Brief: Check each line for the string "Refundable". Give only the count of lines that have it.

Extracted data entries
◆ ◆ ◆ ◆ ◆ ◆ ◆
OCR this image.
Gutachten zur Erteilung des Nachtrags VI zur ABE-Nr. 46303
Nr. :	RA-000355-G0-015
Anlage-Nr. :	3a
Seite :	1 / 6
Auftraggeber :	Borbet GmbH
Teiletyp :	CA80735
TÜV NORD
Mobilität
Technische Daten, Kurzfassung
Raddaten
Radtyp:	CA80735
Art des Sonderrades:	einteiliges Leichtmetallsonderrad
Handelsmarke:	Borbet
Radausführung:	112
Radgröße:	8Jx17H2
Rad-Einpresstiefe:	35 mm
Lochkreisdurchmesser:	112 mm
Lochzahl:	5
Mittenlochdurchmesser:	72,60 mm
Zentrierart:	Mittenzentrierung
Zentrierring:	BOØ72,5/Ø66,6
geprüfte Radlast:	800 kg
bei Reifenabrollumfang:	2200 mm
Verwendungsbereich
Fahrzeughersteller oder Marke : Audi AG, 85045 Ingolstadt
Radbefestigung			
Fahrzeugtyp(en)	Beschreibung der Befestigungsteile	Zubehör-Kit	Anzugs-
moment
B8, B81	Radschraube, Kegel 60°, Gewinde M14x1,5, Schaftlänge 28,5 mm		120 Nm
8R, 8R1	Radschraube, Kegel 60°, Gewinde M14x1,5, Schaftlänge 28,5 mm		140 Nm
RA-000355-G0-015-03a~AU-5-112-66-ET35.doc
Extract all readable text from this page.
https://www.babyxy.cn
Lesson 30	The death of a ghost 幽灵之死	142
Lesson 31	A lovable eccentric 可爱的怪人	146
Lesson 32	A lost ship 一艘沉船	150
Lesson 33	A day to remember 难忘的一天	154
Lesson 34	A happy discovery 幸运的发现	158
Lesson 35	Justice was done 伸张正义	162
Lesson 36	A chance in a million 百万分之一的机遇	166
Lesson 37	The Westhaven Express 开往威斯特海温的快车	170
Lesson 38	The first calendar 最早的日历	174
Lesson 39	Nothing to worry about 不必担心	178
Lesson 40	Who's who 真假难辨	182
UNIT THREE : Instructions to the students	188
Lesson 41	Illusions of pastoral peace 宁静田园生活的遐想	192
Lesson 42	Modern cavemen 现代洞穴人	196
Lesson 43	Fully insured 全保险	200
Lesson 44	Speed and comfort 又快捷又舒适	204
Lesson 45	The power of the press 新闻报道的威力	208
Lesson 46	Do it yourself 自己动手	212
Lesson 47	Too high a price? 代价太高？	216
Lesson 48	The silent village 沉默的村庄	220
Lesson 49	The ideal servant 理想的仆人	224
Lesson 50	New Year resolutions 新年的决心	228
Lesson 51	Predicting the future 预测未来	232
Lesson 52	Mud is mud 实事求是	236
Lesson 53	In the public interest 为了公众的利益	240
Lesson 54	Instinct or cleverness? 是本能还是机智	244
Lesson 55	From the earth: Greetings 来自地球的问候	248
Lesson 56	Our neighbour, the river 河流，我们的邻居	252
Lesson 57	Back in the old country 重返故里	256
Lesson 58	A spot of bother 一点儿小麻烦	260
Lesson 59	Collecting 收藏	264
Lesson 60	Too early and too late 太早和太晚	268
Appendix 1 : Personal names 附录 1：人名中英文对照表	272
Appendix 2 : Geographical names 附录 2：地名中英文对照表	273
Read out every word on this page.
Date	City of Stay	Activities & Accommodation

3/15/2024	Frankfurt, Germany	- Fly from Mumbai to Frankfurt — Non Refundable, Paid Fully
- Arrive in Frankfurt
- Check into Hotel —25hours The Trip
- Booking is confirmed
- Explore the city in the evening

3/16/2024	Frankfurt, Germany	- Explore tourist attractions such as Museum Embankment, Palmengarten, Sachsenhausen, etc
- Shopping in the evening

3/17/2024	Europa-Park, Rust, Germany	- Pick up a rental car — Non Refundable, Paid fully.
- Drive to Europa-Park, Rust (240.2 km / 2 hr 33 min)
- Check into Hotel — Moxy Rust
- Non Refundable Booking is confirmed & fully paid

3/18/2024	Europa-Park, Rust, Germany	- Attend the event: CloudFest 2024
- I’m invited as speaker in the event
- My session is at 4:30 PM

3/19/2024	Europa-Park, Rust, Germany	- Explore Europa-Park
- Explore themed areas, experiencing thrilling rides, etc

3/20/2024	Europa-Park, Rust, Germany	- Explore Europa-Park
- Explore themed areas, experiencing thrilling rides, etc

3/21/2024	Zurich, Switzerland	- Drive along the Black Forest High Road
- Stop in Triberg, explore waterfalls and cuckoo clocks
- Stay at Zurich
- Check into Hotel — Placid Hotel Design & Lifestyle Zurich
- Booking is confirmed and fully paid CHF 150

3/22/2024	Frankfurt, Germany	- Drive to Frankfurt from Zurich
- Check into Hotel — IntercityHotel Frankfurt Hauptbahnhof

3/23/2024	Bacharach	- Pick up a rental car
◆ ◆ ◆ ◆ ◆ ◆ ◆
Answer to the problem: 3